____ DATA IN THIS EXERCISE
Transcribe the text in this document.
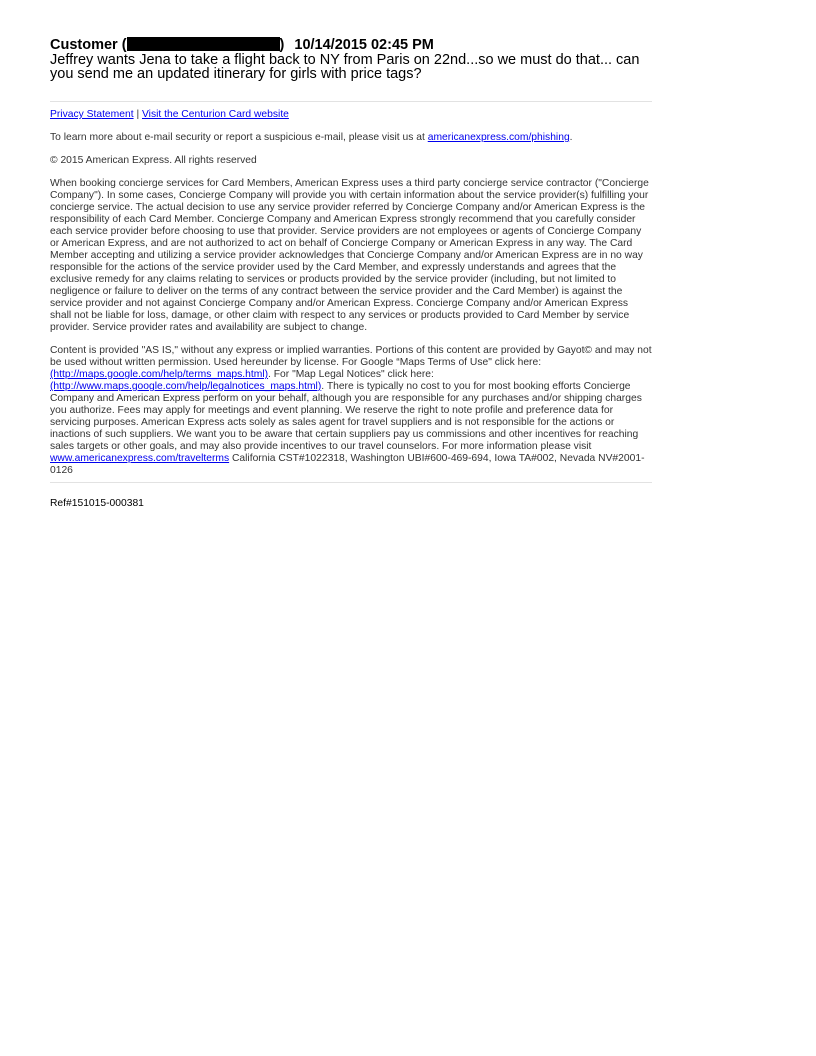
Customer (	) 10/14/2015 02:45 PM
Jeffrey wants Jena to take a flight back to NY from Paris on 22nd...so we must do that... can you send me an updated itinerary for girls with price tags?
Privacy Statement | Visit the Centurion Card website
To learn more about e-mail security or report a suspicious e-mail, please visit us at americanexpress.com/phishing.
© 2015 American Express. All rights reserved
When booking concierge services for Card Members, American Express uses a third party concierge service contractor ("Concierge Company"). In some cases, Concierge Company will provide you with certain information about the service provider(s) fulfilling your concierge service. The actual decision to use any service provider referred by Concierge Company and/or American Express is the responsibility of each Card Member. Concierge Company and American Express strongly recommend that you carefully consider each service provider before choosing to use that provider. Service providers are not employees or agents of Concierge Company or American Express, and are not authorized to act on behalf of Concierge Company or American Express in any way. The Card Member accepting and utilizing a service provider acknowledges that Concierge Company and/or American Express are in no way responsible for the actions of the service provider used by the Card Member, and expressly understands and agrees that the exclusive remedy for any claims relating to services or products provided by the service provider (including, but not limited to negligence or failure to deliver on the terms of any contract between the service provider and the Card Member) is against the service provider and not against Concierge Company and/or American Express. Concierge Company and/or American Express shall not be liable for loss, damage, or other claim with respect to any services or products provided to Card Member by service provider. Service provider rates and availability are subject to change.
Content is provided "AS IS," without any express or implied warranties. Portions of this content are provided by Gayot© and may not be used without written permission. Used hereunder by license. For Google “Maps Terms of Use" click here: (http://maps.google.com/help/terms_maps.html). For "Map Legal Notices" click here: (http://www.maps.google.com/help/legalnotices_maps.html). There is typically no cost to you for most booking efforts Concierge Company and American Express perform on your behalf, although you are responsible for any purchases and/or shipping charges you authorize. Fees may apply for meetings and event planning. We reserve the right to note profile and preference data for servicing purposes. American Express acts solely as sales agent for travel suppliers and is not responsible for the actions or inactions of such suppliers. We want you to be aware that certain suppliers pay us commissions and other incentives for reaching sales targets or other goals, and may also provide incentives to our travel counselors. For more information please visit www.americanexpress.com/travelterms California CST#1022318, Washington UBI#600-469-694, Iowa TA#002, Nevada NV#2001-0126
Ref#151015-000381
________
◆ GOAL
Transcribe the records verbatim and omit the images.

◆ ANSWER IN FULL
Transcribe the text in this document.
Customer (	) 10/14/2015 02:45 PM
Jeffrey wants Jena to take a flight back to NY from Paris on 22nd...so we must do that... can you send me an updated itinerary for girls with price tags?
Privacy Statement | Visit the Centurion Card website
To learn more about e-mail security or report a suspicious e-mail, please visit us at americanexpress.com/phishing.
© 2015 American Express. All rights reserved
When booking concierge services for Card Members, American Express uses a third party concierge service contractor ("Concierge Company"). In some cases, Concierge Company will provide you with certain information about the service provider(s) fulfilling your concierge service. The actual decision to use any service provider referred by Concierge Company and/or American Express is the responsibility of each Card Member. Concierge Company and American Express strongly recommend that you carefully consider each service provider before choosing to use that provider. Service providers are not employees or agents of Concierge Company or American Express, and are not authorized to act on behalf of Concierge Company or American Express in any way. The Card Member accepting and utilizing a service provider acknowledges that Concierge Company and/or American Express are in no way responsible for the actions of the service provider used by the Card Member, and expressly understands and agrees that the exclusive remedy for any claims relating to services or products provided by the service provider (including, but not limited to negligence or failure to deliver on the terms of any contract between the service provider and the Card Member) is against the service provider and not against Concierge Company and/or American Express. Concierge Company and/or American Express shall not be liable for loss, damage, or other claim with respect to any services or products provided to Card Member by service provider. Service provider rates and availability are subject to change.
Content is provided "AS IS," without any express or implied warranties. Portions of this content are provided by Gayot© and may not be used without written permission. Used hereunder by license. For Google “Maps Terms of Use" click here: (http://maps.google.com/help/terms_maps.html). For "Map Legal Notices" click here: (http://www.maps.google.com/help/legalnotices_maps.html). There is typically no cost to you for most booking efforts Concierge Company and American Express perform on your behalf, although you are responsible for any purchases and/or shipping charges you authorize. Fees may apply for meetings and event planning. We reserve the right to note profile and preference data for servicing purposes. American Express acts solely as sales agent for travel suppliers and is not responsible for the actions or inactions of such suppliers. We want you to be aware that certain suppliers pay us commissions and other incentives for reaching sales targets or other goals, and may also provide incentives to our travel counselors. For more information please visit www.americanexpress.com/travelterms California CST#1022318, Washington UBI#600-469-694, Iowa TA#002, Nevada NV#2001-0126
Ref#151015-000381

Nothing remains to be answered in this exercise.